WHAT TO DO →
Go through the entries below and copy each line containing the word "aquarelle".

## begin

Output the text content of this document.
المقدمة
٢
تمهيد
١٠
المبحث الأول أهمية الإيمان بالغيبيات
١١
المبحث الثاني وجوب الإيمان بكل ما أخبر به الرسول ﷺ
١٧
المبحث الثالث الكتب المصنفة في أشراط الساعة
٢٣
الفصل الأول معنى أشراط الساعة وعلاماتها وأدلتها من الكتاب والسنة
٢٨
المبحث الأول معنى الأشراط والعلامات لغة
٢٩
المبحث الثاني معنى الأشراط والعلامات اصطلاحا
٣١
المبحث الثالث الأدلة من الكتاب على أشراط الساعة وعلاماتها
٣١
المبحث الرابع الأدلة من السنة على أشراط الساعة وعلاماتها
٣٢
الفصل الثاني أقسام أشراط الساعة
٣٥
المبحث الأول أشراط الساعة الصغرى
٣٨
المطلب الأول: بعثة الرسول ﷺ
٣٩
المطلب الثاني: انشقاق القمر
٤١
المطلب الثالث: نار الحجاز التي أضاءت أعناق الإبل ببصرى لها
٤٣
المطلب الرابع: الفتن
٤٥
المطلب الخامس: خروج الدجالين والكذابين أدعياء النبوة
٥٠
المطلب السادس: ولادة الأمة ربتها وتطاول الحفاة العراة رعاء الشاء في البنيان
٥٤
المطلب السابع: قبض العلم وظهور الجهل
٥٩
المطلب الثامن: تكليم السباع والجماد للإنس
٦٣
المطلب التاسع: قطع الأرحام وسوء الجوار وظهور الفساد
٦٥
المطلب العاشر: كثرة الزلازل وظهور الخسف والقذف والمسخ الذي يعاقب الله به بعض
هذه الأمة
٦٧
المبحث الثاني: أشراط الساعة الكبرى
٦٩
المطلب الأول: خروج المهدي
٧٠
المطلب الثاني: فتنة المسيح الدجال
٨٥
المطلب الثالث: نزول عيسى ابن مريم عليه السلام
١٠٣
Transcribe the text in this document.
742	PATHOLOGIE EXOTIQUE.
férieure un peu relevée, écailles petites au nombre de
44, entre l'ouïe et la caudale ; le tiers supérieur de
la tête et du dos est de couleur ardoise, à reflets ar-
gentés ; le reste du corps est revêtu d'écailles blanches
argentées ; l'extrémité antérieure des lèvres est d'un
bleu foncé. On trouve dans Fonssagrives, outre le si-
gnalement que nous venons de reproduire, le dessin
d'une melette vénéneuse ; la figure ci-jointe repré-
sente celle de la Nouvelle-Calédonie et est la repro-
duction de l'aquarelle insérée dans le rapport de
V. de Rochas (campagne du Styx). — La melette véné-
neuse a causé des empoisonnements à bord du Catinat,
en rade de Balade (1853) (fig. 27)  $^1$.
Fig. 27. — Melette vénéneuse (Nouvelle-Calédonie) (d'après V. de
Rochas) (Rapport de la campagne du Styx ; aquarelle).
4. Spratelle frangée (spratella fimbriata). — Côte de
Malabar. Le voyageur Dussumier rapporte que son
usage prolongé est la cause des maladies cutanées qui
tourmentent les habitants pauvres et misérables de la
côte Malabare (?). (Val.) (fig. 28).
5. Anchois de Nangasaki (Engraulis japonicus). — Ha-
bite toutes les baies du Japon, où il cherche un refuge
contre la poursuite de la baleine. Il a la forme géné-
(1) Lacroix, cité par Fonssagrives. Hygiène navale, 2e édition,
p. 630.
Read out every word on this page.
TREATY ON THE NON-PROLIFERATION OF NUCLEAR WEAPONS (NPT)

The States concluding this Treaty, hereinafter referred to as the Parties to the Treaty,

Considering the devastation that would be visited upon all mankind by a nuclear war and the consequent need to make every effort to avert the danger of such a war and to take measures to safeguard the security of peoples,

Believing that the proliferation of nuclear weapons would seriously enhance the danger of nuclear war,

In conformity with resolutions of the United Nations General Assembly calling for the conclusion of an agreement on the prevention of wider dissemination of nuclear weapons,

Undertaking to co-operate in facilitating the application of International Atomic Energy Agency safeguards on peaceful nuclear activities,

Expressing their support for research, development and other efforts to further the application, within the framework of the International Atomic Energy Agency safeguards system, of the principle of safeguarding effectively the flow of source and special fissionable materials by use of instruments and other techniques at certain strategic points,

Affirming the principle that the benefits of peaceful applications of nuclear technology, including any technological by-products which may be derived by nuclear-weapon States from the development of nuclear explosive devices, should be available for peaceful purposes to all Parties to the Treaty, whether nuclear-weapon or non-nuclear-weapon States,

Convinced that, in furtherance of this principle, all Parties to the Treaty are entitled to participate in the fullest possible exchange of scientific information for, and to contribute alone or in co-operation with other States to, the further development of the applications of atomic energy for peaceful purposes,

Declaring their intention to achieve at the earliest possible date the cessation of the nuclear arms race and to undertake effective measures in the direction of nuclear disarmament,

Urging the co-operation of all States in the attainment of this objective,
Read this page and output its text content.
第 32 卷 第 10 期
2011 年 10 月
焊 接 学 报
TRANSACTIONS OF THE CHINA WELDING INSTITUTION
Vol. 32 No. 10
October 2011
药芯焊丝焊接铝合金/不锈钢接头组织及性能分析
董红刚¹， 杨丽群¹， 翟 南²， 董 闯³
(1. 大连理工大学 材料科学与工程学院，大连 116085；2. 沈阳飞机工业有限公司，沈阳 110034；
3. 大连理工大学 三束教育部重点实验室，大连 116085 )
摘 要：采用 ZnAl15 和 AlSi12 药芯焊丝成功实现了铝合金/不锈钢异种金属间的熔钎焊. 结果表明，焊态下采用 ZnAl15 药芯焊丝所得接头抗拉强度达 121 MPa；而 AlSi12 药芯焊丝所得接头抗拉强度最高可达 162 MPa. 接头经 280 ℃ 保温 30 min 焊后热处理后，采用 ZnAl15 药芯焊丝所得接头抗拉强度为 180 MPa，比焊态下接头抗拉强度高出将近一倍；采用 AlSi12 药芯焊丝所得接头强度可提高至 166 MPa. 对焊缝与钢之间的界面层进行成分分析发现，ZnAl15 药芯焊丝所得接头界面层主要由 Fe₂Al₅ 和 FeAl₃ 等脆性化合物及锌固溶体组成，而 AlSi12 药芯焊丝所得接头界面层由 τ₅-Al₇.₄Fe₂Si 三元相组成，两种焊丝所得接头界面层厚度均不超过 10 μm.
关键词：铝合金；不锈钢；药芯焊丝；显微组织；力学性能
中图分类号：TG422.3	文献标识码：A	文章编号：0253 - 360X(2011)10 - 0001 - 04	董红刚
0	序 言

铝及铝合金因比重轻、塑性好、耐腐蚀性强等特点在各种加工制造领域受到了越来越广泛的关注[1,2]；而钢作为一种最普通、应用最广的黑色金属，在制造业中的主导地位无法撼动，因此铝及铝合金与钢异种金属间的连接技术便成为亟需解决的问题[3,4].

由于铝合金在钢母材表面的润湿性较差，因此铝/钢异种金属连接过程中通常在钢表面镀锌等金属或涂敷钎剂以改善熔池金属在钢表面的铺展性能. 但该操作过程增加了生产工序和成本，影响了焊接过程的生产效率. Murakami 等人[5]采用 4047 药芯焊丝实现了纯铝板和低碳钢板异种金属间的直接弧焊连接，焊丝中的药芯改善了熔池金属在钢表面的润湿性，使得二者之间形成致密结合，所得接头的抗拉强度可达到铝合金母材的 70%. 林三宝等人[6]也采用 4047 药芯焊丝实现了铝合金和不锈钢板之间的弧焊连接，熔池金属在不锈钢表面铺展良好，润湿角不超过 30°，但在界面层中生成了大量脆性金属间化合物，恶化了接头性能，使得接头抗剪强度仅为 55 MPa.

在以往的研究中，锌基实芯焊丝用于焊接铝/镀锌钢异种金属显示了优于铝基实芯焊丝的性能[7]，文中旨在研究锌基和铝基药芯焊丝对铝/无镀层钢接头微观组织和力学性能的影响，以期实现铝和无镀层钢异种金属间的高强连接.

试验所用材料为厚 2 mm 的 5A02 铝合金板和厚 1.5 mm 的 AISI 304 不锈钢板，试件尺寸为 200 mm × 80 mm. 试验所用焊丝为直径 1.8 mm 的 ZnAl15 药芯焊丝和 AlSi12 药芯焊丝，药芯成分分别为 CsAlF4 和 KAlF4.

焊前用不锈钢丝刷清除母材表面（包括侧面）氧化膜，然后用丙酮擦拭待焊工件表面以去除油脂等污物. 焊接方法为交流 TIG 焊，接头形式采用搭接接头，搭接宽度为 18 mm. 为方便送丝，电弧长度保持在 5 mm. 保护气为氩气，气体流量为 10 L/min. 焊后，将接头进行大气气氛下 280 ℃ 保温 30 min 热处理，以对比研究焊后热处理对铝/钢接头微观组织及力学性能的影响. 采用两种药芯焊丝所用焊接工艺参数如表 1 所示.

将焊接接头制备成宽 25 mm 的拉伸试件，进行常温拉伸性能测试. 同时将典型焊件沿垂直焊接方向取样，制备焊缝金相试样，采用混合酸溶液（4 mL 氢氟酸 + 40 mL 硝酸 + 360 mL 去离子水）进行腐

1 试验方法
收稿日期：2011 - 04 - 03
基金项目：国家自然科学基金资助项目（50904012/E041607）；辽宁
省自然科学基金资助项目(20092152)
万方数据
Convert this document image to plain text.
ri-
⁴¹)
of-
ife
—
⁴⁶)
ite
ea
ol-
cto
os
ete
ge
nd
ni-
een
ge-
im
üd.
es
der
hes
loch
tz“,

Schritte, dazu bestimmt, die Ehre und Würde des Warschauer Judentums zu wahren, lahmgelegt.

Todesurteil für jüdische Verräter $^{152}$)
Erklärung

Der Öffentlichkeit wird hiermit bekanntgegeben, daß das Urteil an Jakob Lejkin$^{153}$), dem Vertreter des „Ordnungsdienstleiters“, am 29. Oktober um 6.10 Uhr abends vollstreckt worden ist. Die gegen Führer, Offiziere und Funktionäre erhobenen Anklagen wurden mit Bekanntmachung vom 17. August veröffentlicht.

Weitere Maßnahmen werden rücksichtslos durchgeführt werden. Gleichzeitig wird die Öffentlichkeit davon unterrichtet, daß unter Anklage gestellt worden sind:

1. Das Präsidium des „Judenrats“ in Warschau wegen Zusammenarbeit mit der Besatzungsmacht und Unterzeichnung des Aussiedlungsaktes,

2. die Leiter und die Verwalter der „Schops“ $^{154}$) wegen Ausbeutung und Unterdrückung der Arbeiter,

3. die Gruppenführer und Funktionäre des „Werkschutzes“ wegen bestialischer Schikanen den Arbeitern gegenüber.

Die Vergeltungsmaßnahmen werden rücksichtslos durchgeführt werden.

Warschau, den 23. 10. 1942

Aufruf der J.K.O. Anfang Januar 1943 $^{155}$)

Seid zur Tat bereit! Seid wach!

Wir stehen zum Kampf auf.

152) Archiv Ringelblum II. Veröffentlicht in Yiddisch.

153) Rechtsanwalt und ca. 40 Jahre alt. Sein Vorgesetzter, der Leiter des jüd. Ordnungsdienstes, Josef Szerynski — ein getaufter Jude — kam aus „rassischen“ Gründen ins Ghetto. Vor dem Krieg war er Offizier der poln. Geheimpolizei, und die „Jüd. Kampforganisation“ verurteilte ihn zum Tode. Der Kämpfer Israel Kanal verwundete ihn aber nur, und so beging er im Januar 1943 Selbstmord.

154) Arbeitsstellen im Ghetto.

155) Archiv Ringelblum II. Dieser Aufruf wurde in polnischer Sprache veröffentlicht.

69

## end

CORRECT ANSWER →
duction de l'aquarelle insérée dans le rapport de
Rochas) (Rapport de la campagne du Styx ; aquarelle).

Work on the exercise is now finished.